▶ [TASK STATEMENT]: Return each line of the records with nothing changed, pictures excepted.

Extracted records:
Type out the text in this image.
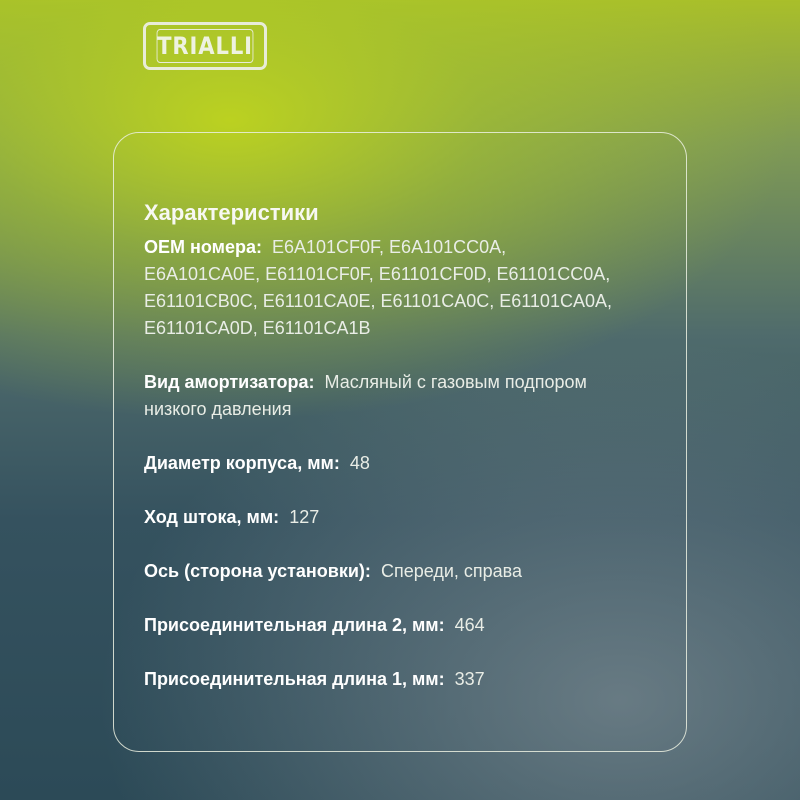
TRIALLI
Характеристики

OEM номера: E6A101CF0F, E6A101CC0A, E6A101CA0E, E61101CF0F, E61101CF0D, E61101CC0A, E61101CB0C, E61101CA0E, E61101CA0C, E61101CA0A, E61101CA0D, E61101CA1B

Вид амортизатора: Масляный с газовым подпором низкого давления

Диаметр корпуса, мм: 48

Ход штока, мм: 127

Ось (сторона установки): Спереди, справа

Присоединительная длина 2, мм: 464

Присоединительная длина 1, мм: 337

▶ [EXERCISE ANSWER]:
Type out the text in this image.
TRIALLI
Характеристики

OEM номера: E6A101CF0F, E6A101CC0A, E6A101CA0E, E61101CF0F, E61101CF0D, E61101CC0A, E61101CB0C, E61101CA0E, E61101CA0C, E61101CA0A, E61101CA0D, E61101CA1B

Вид амортизатора: Масляный с газовым подпором низкого давления

Диаметр корпуса, мм: 48

Ход штока, мм: 127

Ось (сторона установки): Спереди, справа

Присоединительная длина 2, мм: 464

Присоединительная длина 1, мм: 337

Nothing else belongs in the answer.